Problem to solve: Return the records, each one exactly as written.

** Start Exercise inputs **

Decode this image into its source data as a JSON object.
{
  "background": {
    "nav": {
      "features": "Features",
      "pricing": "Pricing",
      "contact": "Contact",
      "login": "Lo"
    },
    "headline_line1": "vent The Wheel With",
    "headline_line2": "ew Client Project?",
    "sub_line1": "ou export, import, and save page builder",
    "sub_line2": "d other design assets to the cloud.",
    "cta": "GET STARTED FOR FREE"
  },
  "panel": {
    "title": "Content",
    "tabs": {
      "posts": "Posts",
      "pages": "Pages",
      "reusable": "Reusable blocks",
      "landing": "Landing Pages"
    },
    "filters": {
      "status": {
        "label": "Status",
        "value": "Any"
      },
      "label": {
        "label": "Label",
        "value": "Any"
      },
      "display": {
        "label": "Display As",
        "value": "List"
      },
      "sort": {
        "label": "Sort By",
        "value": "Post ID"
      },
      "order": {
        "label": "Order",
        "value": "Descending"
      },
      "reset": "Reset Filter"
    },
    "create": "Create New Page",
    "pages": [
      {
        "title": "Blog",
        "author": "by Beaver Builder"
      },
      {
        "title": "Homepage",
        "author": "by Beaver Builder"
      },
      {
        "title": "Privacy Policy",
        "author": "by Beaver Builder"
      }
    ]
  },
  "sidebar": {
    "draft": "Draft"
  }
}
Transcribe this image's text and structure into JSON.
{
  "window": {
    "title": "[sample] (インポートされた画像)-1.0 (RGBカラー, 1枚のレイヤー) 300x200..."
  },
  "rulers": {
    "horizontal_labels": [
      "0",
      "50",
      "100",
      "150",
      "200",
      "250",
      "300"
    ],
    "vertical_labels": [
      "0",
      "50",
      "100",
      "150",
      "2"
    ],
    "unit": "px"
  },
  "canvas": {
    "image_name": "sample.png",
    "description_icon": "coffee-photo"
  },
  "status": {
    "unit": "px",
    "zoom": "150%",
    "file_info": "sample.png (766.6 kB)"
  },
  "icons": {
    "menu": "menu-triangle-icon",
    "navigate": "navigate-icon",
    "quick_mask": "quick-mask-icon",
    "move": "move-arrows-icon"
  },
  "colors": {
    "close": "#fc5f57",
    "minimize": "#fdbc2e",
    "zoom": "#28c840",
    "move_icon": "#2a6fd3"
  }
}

** End Exercise inputs **

Response to this task:
Decode this image into its source data as a JSON object.
{
  "background": {
    "nav": {
      "features": "Features",
      "pricing": "Pricing",
      "contact": "Contact",
      "login": "Lo"
    },
    "headline_line1": "vent The Wheel With",
    "headline_line2": "ew Client Project?",
    "sub_line1": "ou export, import, and save page builder",
    "sub_line2": "d other design assets to the cloud.",
    "cta": "GET STARTED FOR FREE"
  },
  "panel": {
    "title": "Content",
    "tabs": {
      "posts": "Posts",
      "pages": "Pages",
      "reusable": "Reusable blocks",
      "landing": "Landing Pages"
    },
    "filters": {
      "status": {
        "label": "Status",
        "value": "Any"
      },
      "label": {
        "label": "Label",
        "value": "Any"
      },
      "display": {
        "label": "Display As",
        "value": "List"
      },
      "sort": {
        "label": "Sort By",
        "value": "Post ID"
      },
      "order": {
        "label": "Order",
        "value": "Descending"
      },
      "reset": "Reset Filter"
    },
    "create": "Create New Page",
    "pages": [
      {
        "title": "Blog",
        "author": "by Beaver Builder"
      },
      {
        "title": "Homepage",
        "author": "by Beaver Builder"
      },
      {
        "title": "Privacy Policy",
        "author": "by Beaver Builder"
      }
    ]
  },
  "sidebar": {
    "draft": "Draft"
  }
}
Transcribe this image's text and structure into JSON.
{
  "window": {
    "title": "[sample] (インポートされた画像)-1.0 (RGBカラー, 1枚のレイヤー) 300x200..."
  },
  "rulers": {
    "horizontal_labels": [
      "0",
      "50",
      "100",
      "150",
      "200",
      "250",
      "300"
    ],
    "vertical_labels": [
      "0",
      "50",
      "100",
      "150",
      "2"
    ],
    "unit": "px"
  },
  "canvas": {
    "image_name": "sample.png",
    "description_icon": "coffee-photo"
  },
  "status": {
    "unit": "px",
    "zoom": "150%",
    "file_info": "sample.png (766.6 kB)"
  },
  "icons": {
    "menu": "menu-triangle-icon",
    "navigate": "navigate-icon",
    "quick_mask": "quick-mask-icon",
    "move": "move-arrows-icon"
  },
  "colors": {
    "close": "#fc5f57",
    "minimize": "#fdbc2e",
    "zoom": "#28c840",
    "move_icon": "#2a6fd3"
  }
}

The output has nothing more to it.